[Task instructions]
a. In the benzoxazole–quinoline excerpt below, shorten the paragraph beginning "The molecules 8(a–f) showed the absence" into a bulleted list that keeps its main spectral findings.
b. Carry on the benzoxazole–quinoline excerpt below, starting after its final line, the Table 2 caption.

[Quoted passage]

- Opening Delimiter -

Scheme 2: Synthetic route for compound 4.

In both methods, the formed compound was found to be the same, which was confirmed by elemental analysis, melting point determination, and spectral studies. In Scheme 2, the compound obtained in high yield and also the time taken for the completion of reaction were found to be less. The compounds 6(a–f) synthesized as per literature and mentioned in Scheme 3.

Scheme 3: Synthetic route for compounds 6(a–f).

In the present work, the synthesis of some novel, fused heterocyclic compounds containing benzoxazole and quinoline nucleus has been constructed (Scheme 4). The target molecules are characterized by IR, 1H NMR, 13C NMR, and mass spectroscopic analysis. In this work, we have tried to get the target molecule according to reported procedure, but cyclization does not take place. The chromatogram for the compounds 7a and 7b showed peak at 391, 395 and 405, 409, respectively. So, the compounds 7(a–f) were taken for the next step on the basis of the obtained spectral data. Once again, the reaction was continued further to get the cyclized product using PTSA as catalyst.

Scheme 4: Synthetic route for Compounds 8(a–f).

The molecules 8(a–f) showed the absence of –NH peak in their IR, and the disappearance of –NH in 1H NMR spectrum evidenced the cyclization of the product. In the IR spectrum, the stretching frequency at 3367 cm−1 disappeared, and also there is no stretching frequency for 2-chloroformyl quinoline at 1721 cm−1. A peak at δ 9.3 for a proton of –NH disappeared, and new peaks were observed at the aromatic region. The signals obtained for aromatic protons at δ 7.2–8.1 (m, 7Ar H) and a singlet at δ 9.06 for –N=CH strongly supported the formation of the product. Mass spectrum gives peak at M+ 355, M+2 357, and M+4 359 corresponds to its molecular weight. The new signal at 161 in 13C NMR corresponds to –N=CH carbon atom. The signals at δ 2.5 for the compound 8b and δ 4.0 for the compound 8e in the 1H NMR spectrum also evidenced the formation of derivatives for corresponding molecule.

3.2. Biological Evaluation
3.2.1. Antibacterial Activity

The antimicrobial activity was tested against bacterial strains by agar well diffusion method. The compounds 8a and 8e exhibit potent antibacterial activity, whereas the compound 8c showed promising antibacterial activity. The results were tabulated in Table 2.

Table 2: Antibacterial activity of compounds 8(a–f).

- Closing Delimiter -

[Data listing]
- Opening Delimiter -

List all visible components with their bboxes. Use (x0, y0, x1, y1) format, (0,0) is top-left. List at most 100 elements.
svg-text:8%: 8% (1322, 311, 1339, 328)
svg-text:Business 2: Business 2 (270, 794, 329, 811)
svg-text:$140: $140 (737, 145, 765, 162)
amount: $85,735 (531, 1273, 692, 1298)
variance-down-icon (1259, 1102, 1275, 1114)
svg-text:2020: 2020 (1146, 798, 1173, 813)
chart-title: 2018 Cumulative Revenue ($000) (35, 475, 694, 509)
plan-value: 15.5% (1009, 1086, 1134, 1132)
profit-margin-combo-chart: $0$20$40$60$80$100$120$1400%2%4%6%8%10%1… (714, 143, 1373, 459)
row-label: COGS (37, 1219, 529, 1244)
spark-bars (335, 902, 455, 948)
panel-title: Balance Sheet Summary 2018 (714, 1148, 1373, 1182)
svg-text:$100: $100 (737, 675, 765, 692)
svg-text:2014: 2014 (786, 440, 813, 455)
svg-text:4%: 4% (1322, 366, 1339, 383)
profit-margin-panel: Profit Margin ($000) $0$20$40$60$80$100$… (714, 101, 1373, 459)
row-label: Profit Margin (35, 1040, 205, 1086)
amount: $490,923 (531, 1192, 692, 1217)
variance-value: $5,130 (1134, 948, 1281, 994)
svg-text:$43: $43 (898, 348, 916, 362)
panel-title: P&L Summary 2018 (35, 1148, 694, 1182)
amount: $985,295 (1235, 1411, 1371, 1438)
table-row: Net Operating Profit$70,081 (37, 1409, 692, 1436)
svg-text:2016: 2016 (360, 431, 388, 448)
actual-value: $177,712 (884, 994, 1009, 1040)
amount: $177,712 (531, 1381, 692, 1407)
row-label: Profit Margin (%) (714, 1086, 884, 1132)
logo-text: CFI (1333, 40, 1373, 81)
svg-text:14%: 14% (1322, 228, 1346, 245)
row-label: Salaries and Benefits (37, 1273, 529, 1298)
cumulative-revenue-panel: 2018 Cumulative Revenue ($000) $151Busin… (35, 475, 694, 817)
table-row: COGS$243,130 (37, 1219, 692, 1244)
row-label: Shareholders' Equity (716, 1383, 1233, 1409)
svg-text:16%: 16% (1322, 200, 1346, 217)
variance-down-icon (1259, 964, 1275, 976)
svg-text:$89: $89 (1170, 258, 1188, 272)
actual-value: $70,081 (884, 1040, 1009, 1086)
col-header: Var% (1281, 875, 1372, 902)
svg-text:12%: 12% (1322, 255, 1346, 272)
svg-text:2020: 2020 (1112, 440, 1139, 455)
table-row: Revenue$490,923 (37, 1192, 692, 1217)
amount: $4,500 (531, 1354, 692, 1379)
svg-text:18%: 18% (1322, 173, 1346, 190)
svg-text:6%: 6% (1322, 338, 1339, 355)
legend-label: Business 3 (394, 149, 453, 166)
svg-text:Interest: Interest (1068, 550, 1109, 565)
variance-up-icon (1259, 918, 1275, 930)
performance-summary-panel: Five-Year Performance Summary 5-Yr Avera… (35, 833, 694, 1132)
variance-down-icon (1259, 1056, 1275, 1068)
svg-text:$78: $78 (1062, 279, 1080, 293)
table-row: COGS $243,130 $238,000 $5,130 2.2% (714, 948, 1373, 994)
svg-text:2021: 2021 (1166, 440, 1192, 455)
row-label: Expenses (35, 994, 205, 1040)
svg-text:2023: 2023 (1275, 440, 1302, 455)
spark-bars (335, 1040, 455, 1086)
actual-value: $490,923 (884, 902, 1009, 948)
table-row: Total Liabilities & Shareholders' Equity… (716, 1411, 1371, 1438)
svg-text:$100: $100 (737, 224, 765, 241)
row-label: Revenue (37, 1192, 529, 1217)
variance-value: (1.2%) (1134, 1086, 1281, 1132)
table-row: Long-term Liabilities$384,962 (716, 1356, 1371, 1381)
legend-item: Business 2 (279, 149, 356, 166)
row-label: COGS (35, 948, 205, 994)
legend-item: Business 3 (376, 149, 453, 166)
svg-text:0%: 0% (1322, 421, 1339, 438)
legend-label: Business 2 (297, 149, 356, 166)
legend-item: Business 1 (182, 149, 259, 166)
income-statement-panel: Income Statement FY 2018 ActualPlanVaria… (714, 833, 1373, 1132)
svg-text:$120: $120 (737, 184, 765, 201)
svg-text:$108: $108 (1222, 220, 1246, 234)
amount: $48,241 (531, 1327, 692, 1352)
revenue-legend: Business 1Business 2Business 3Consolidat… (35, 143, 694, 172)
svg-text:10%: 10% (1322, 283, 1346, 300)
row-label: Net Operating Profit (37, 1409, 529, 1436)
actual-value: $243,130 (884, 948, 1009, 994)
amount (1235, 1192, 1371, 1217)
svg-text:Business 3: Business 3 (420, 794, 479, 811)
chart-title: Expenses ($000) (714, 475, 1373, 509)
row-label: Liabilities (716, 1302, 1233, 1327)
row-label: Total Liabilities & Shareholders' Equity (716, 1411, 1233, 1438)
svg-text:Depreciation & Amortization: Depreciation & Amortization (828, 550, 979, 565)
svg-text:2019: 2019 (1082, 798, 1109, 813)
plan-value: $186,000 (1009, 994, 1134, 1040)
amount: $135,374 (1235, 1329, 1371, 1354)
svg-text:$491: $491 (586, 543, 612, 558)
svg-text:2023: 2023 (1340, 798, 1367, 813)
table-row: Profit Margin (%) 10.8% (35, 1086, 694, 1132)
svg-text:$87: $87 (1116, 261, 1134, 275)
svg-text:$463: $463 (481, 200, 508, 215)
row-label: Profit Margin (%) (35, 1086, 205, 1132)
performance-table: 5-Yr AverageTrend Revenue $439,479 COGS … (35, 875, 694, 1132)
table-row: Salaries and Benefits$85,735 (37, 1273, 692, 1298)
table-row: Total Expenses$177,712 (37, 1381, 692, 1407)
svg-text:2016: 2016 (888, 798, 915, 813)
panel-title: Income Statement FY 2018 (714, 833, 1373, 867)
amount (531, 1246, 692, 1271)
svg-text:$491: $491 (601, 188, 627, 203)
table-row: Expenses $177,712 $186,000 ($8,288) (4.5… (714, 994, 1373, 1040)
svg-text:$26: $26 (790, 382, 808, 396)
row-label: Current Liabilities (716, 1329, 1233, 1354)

- Closing Delimiter -

[Replies]
a.
- IR and 1H NMR spectra of 8(a–f) show no –NH peak, which indicates cyclization.
- IR: the stretch at 3367 cm−1 is gone, and there is no 2-chloroformyl quinoline stretch at 1721 cm−1.
- 1H NMR: the –NH proton peak at δ 9.3 is gone, and new peaks appear in the aromatic region.
- Aromatic protons appear at δ 7.2–8.1 (m, 7Ar H), and a singlet at δ 9.06 for –N=CH supports product formation.
- Mass spectrum: peaks at M+ 355, M+2 357, and M+4 359 correspond to the molecular weight.
- 13C NMR: a new signal at 161 corresponds to the –N=CH carbon.
- 1H NMR signals at δ 2.5 (8b) and δ 4.0 (8e) support formation of those derivatives.

b.
3.2.2. Antioxidant Activity

The antioxidant activity at different concentrations, namely, 25, 50, 100, 200, and 400 μg/mL, of the compounds 8(a–f) and ascorbic acid was tested on the basis of the radical scavenging effect of the stable DPPH free radical assay. The compound 8f showed better radical scavenging activity followed by the compound 8e (Figure 1). The obtained results were recorded in Table 3.

Table 3: DPPH radical scavenging activity of compounds 8(a–f).
Figure 1: DPPH method of radical scavenging activity.

The result of reducing power at different concentrations of compounds 8(a–f) and tannic acid is represented in Table 4. In this study, the absorbance was found to increase with the dose of compounds and standard, which is suggestive of reducing power (Figure 2). The compounds 8e and 8f showed remarkable reducing power.

Table 4: Ferric reducing activity of compounds 8(a–f).
Figure 2: Ferric reducing Method of radical scavenging activity.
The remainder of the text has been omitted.